What the task requires:
Rewrite everything from the line containing "svg-text:5,312: 5,312 [8,439,31,449]" down to the line containing "flag-upper [950,148,1120,253]", changing "channel-lower" to "channel-bottom" and leaving all else unchanged.

Given records:
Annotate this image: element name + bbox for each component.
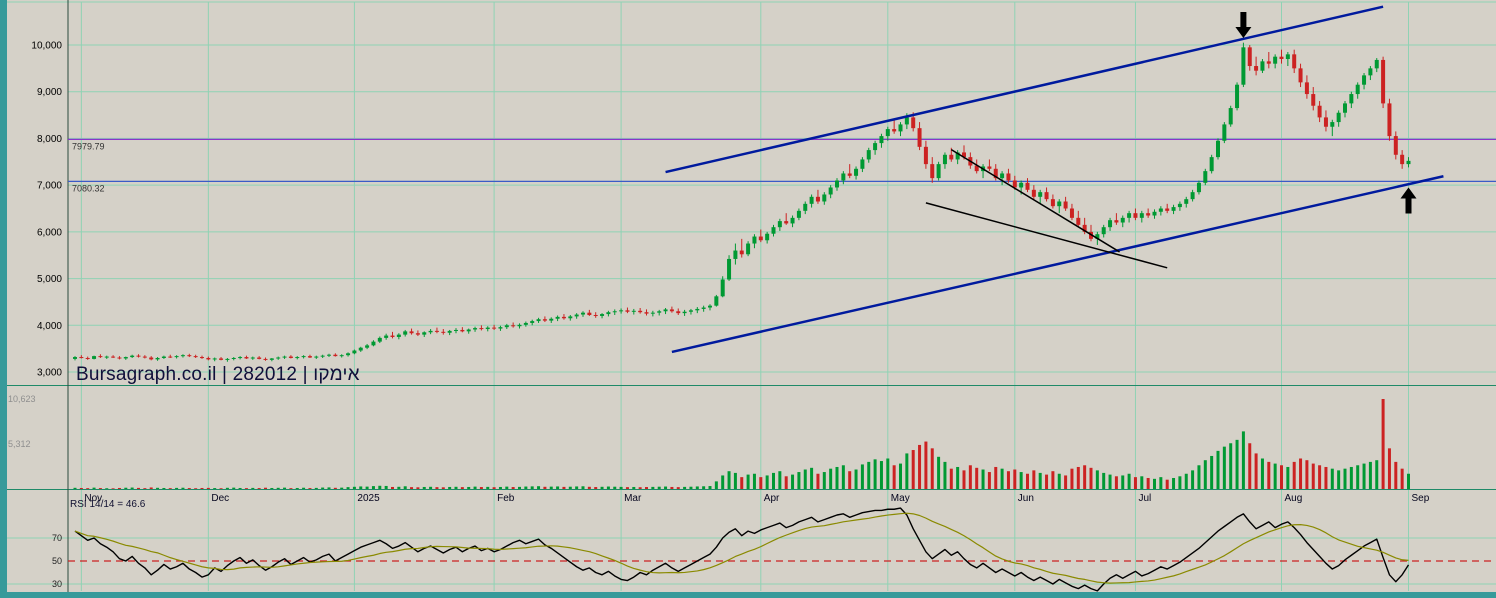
svg-text:5,312: 5,312 [8,439,31,449]
svg-text:7979.79: 7979.79 [72,141,105,151]
channel-lower [671,175,1444,354]
svg-text:10,623: 10,623 [8,394,36,404]
price-level-lines[interactable]: 7979.79 7080.32 [68,138,1496,193]
rsi-axis-labels: 70 50 30 [52,533,62,589]
svg-text:7080.32: 7080.32 [72,183,105,193]
flag-upper [950,148,1120,253]
rsi-line [74,507,1410,592]
svg-text:7,000: 7,000 [37,181,62,192]
horizontal-scrollbar[interactable] [0,592,1496,598]
rsi-indicator-label: RSI 14/14 = 46.6 [70,499,146,510]
svg-text:70: 70 [52,533,62,543]
channel-upper [665,5,1384,174]
watermark-title: Bursagraph.co.il | 282012 | אימקו [76,364,360,385]
svg-text:May: May [891,493,910,504]
svg-text:30: 30 [52,579,62,589]
svg-text:Nov: Nov [84,493,102,504]
svg-text:3,000: 3,000 [37,368,62,379]
svg-text:Aug: Aug [1285,493,1303,504]
svg-text:Feb: Feb [497,493,515,504]
svg-text:2025: 2025 [357,493,380,504]
price-axis-labels: 10,000 9,000 8,000 7,000 6,000 5,000 4,000 3,00… [31,41,62,379]
svg-text:Mar: Mar [624,493,642,504]
vertical-scrollbar[interactable] [0,0,7,592]
svg-text:5,000: 5,000 [37,274,62,285]
volume-axis-labels: 10,623 5,312 [8,394,36,449]
svg-text:50: 50 [52,556,62,566]
rsi-ma-line [74,512,1409,584]
annotation-arrows[interactable] [1235,11,1417,214]
down-arrow [1235,11,1252,38]
candlesticks [73,42,1411,362]
up-arrow [1400,187,1417,214]
svg-text:9,000: 9,000 [37,87,62,98]
svg-text:Jul: Jul [1138,493,1151,504]
trendlines[interactable] [665,5,1444,354]
svg-text:Sep: Sep [1412,493,1430,504]
svg-text:Apr: Apr [764,493,780,504]
svg-text:8,000: 8,000 [37,134,62,145]
svg-text:6,000: 6,000 [37,227,62,238]
volume-bars [73,399,1410,489]
rsi-panel [68,507,1496,592]
time-axis-labels: Nov Dec 2025 Feb Mar Apr May Jun Jul Aug Sep [84,493,1429,504]
svg-text:4,000: 4,000 [37,321,62,332]
flag-lower [925,202,1168,269]
svg-text:10,000: 10,000 [31,41,62,52]
svg-text:Dec: Dec [211,493,229,504]
svg-text:Jun: Jun [1018,493,1034,504]
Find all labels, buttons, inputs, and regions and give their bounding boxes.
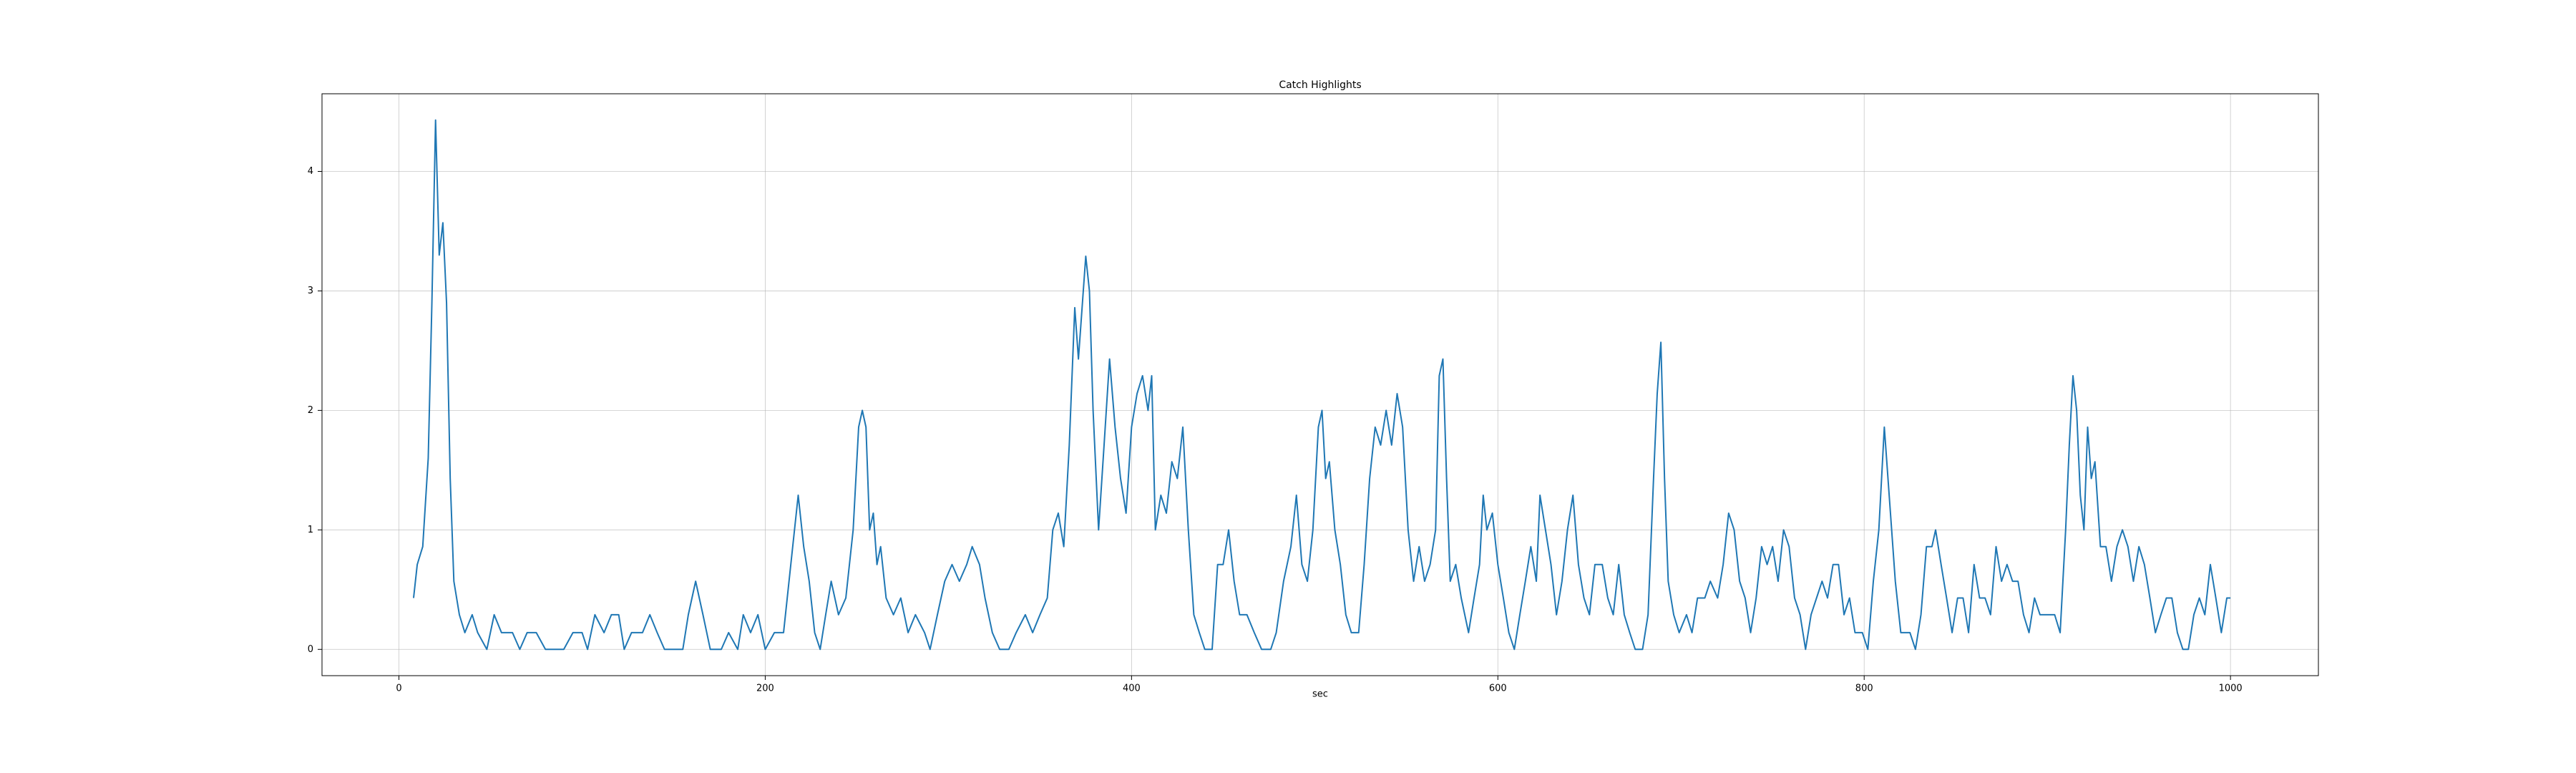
y-tick-label: 4	[308, 166, 313, 177]
y-tick-label: 3	[308, 286, 313, 296]
y-tick-label: 0	[308, 644, 313, 655]
x-axis-label: sec	[1312, 689, 1328, 700]
chart-title: Catch Highlights	[1279, 79, 1361, 91]
x-tick-label: 400	[1123, 684, 1141, 694]
x-tick-label: 200	[756, 684, 774, 694]
y-tick-label: 2	[308, 405, 313, 416]
x-tick-label: 800	[1855, 684, 1873, 694]
x-tick-label: 1000	[2219, 684, 2243, 694]
x-tick-label: 0	[396, 684, 401, 694]
y-tick-label: 1	[308, 525, 313, 535]
x-tick-label: 600	[1489, 684, 1507, 694]
data-line	[412, 119, 2231, 651]
plot-frame	[321, 93, 2319, 676]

Task output:
svg-text:5,312: 5,312 [8,439,31,449]
svg-text:7979.79: 7979.79 [72,141,105,151]
channel-bottom [671,175,1444,354]
svg-text:10,623: 10,623 [8,394,36,404]
price-level-lines[interactable]: 7979.79 7080.32 [68,138,1496,193]
rsi-axis-labels: 70 50 30 [52,533,62,589]
svg-text:7080.32: 7080.32 [72,183,105,193]
flag-upper [950,148,1120,253]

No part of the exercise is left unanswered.